• _Task description_: Identify the lines that contain the string "Asbach", then copy each of them.

• _Records supplied_:
———

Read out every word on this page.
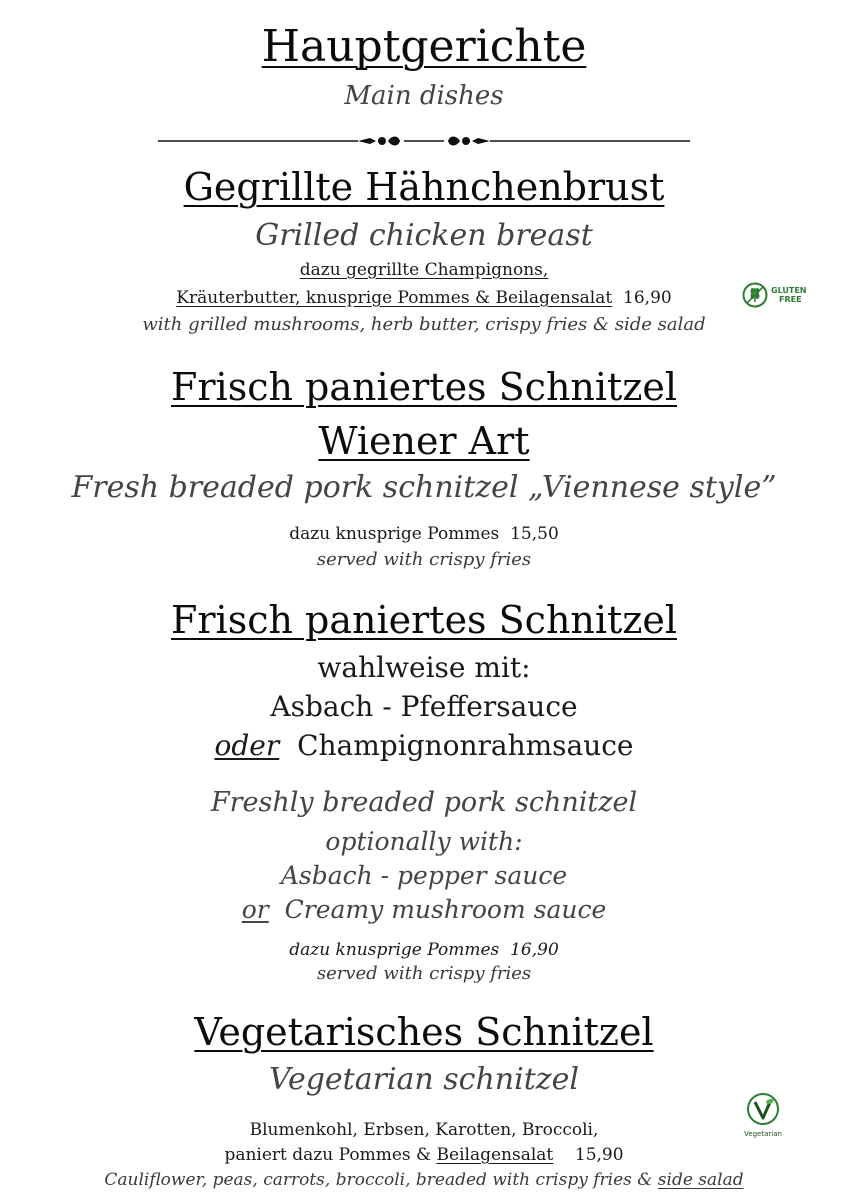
Hauptgerichte
Main dishes
Gegrillte Hähnchenbrust
Grilled chicken breast
dazu gegrillte Champignons,
Kräuterbutter, knusprige Pommes & Beilagensalat 16,90
with grilled mushrooms, herb butter, crispy fries & side salad
GLUTEN
FREE
Frisch paniertes Schnitzel
Wiener Art
Fresh breaded pork schnitzel „Viennese style”
dazu knusprige Pommes 15,50
served with crispy fries
Frisch paniertes Schnitzel
wahlweise mit:
Asbach - Pfeffersauce
oder Champignonrahmsauce
Freshly breaded pork schnitzel
optionally with:
Asbach - pepper sauce
or Creamy mushroom sauce
dazu knusprige Pommes 16,90
served with crispy fries
Vegetarisches Schnitzel
Vegetarian schnitzel
Blumenkohl, Erbsen, Karotten, Broccoli,
paniert dazu Pommes & Beilagensalat 15,90
Cauliflower, peas, carrots, broccoli, breaded with crispy fries & side salad
Vegetarian
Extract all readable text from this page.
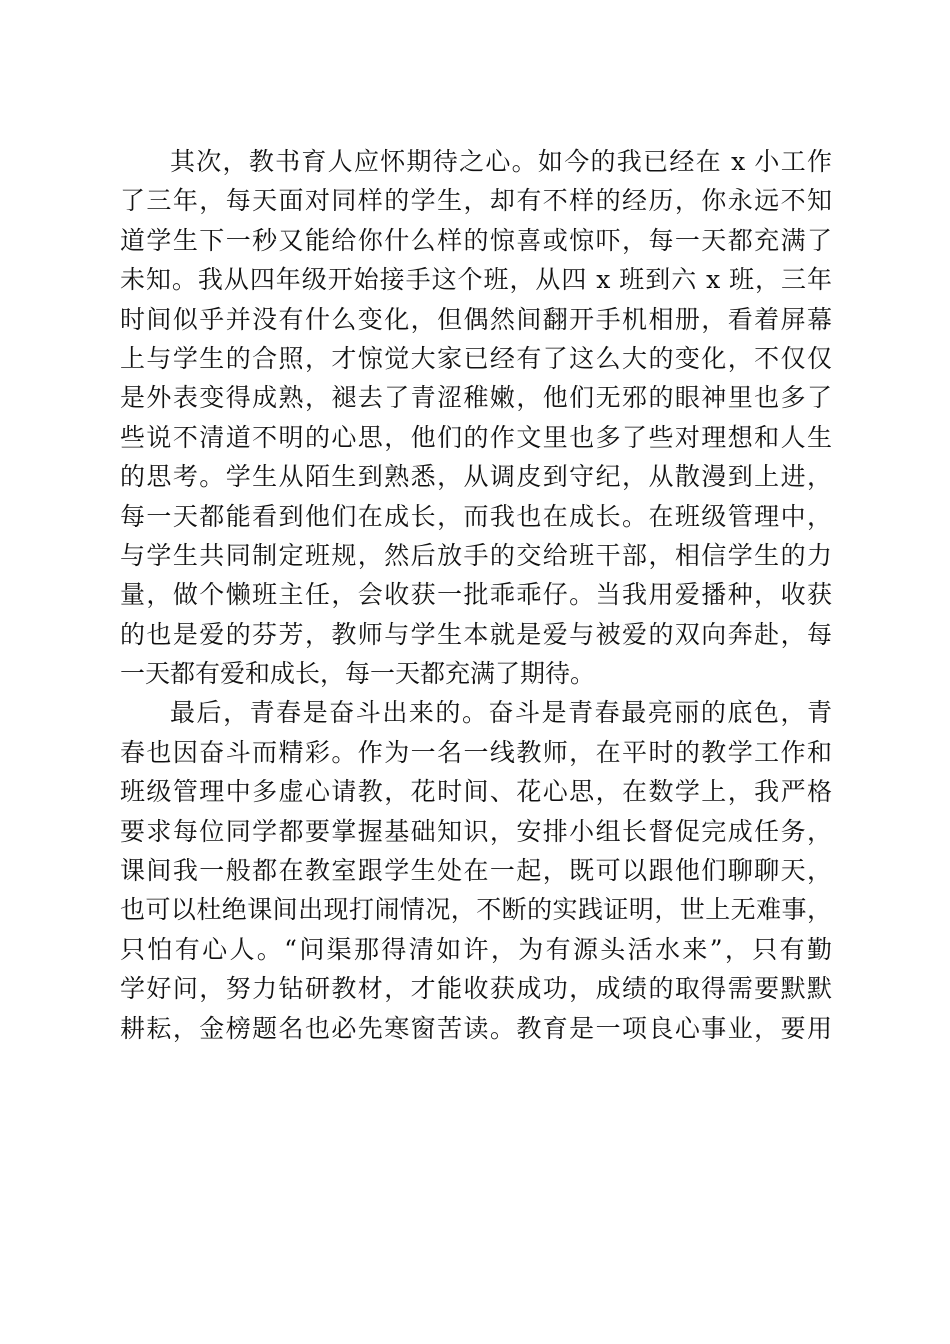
其次，教书育人应怀期待之心。如今的我已经在 x 小工作
了三年，每天面对同样的学生，却有不样的经历，你永远不知
道学生下一秒又能给你什么样的惊喜或惊吓，每一天都充满了
未知。我从四年级开始接手这个班，从四 x 班到六 x 班，三年
时间似乎并没有什么变化，但偶然间翻开手机相册，看着屏幕
上与学生的合照，才惊觉大家已经有了这么大的变化，不仅仅
是外表变得成熟，褪去了青涩稚嫩，他们无邪的眼神里也多了
些说不清道不明的心思，他们的作文里也多了些对理想和人生
的思考。学生从陌生到熟悉，从调皮到守纪，从散漫到上进，
每一天都能看到他们在成长，而我也在成长。在班级管理中，
与学生共同制定班规，然后放手的交给班干部，相信学生的力
量，做个懒班主任，会收获一批乖乖仔。当我用爱播种，收获
的也是爱的芬芳，教师与学生本就是爱与被爱的双向奔赴，每
一天都有爱和成长，每一天都充满了期待。
最后，青春是奋斗出来的。奋斗是青春最亮丽的底色，青
春也因奋斗而精彩。作为一名一线教师，在平时的教学工作和
班级管理中多虚心请教，花时间、花心思，在数学上，我严格
要求每位同学都要掌握基础知识，安排小组长督促完成任务，
课间我一般都在教室跟学生处在一起，既可以跟他们聊聊天，
也可以杜绝课间出现打闹情况，不断的实践证明，世上无难事，
只怕有心人。“问渠那得清如许，为有源头活水来”，只有勤
学好问，努力钻研教材，才能收获成功，成绩的取得需要默默
耕耘，金榜题名也必先寒窗苦读。教育是一项良心事业，要用
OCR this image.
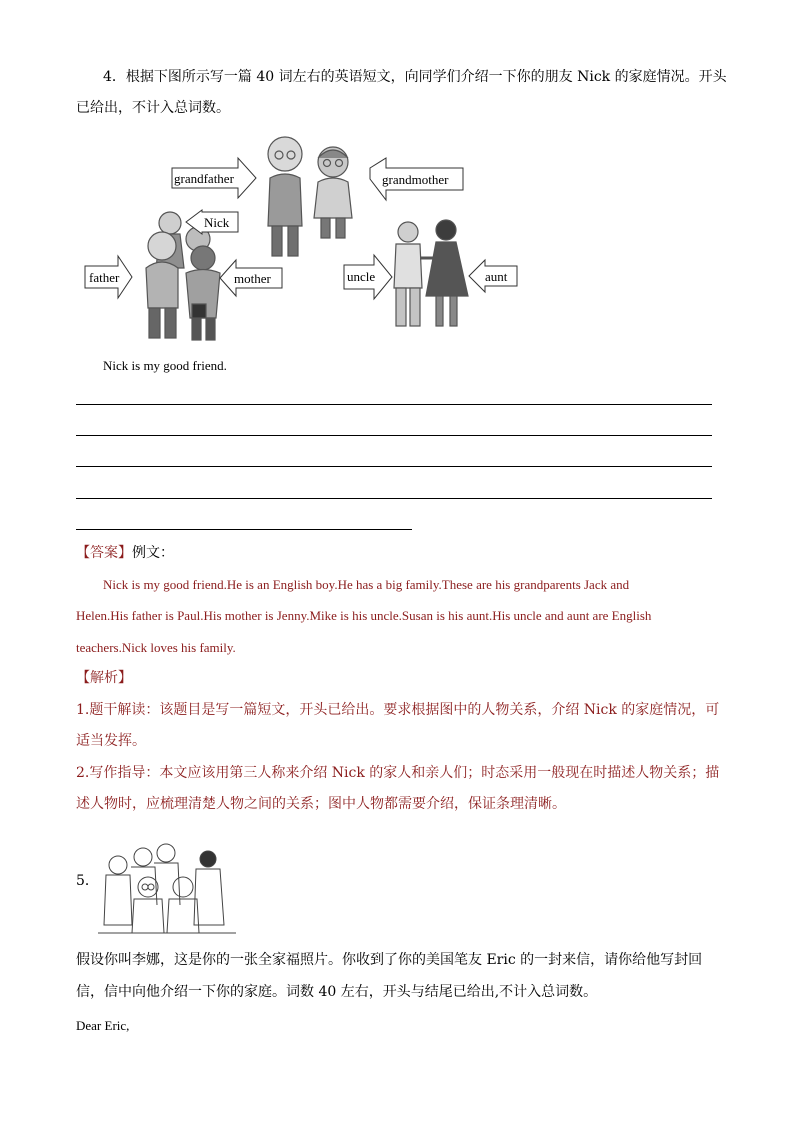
4．根据下图所示写一篇 40 词左右的英语短文，向同学们介绍一下你的朋友 Nick 的家庭情况。开头
已给出，不计入总词数。
grandfather	grandmother
Nick
father	mother	uncle	aunt
Nick is my good friend.
【答案】例文：
Nick is my good friend.He is an English boy.He has a big family.These are his grandparents Jack and
Helen.His father is Paul.His mother is Jenny.Mike is his uncle.Susan is his aunt.His uncle and aunt are English
teachers.Nick loves his family.
【解析】
1.题干解读：该题目是写一篇短文，开头已给出。要求根据图中的人物关系，介绍 Nick 的家庭情况，可
适当发挥。
2.写作指导：本文应该用第三人称来介绍 Nick 的家人和亲人们；时态采用一般现在时描述人物关系；描
述人物时，应梳理清楚人物之间的关系；图中人物都需要介绍，保证条理清晰。
5．
假设你叫李娜，这是你的一张全家福照片。你收到了你的美国笔友 Eric 的一封来信，请你给他写封回
信，信中向他介绍一下你的家庭。词数 40 左右，开头与结尾已给出,不计入总词数。
Dear Eric,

———

• _Result of this exercise_:
Asbach - Pfeffersauce
Asbach - pepper sauce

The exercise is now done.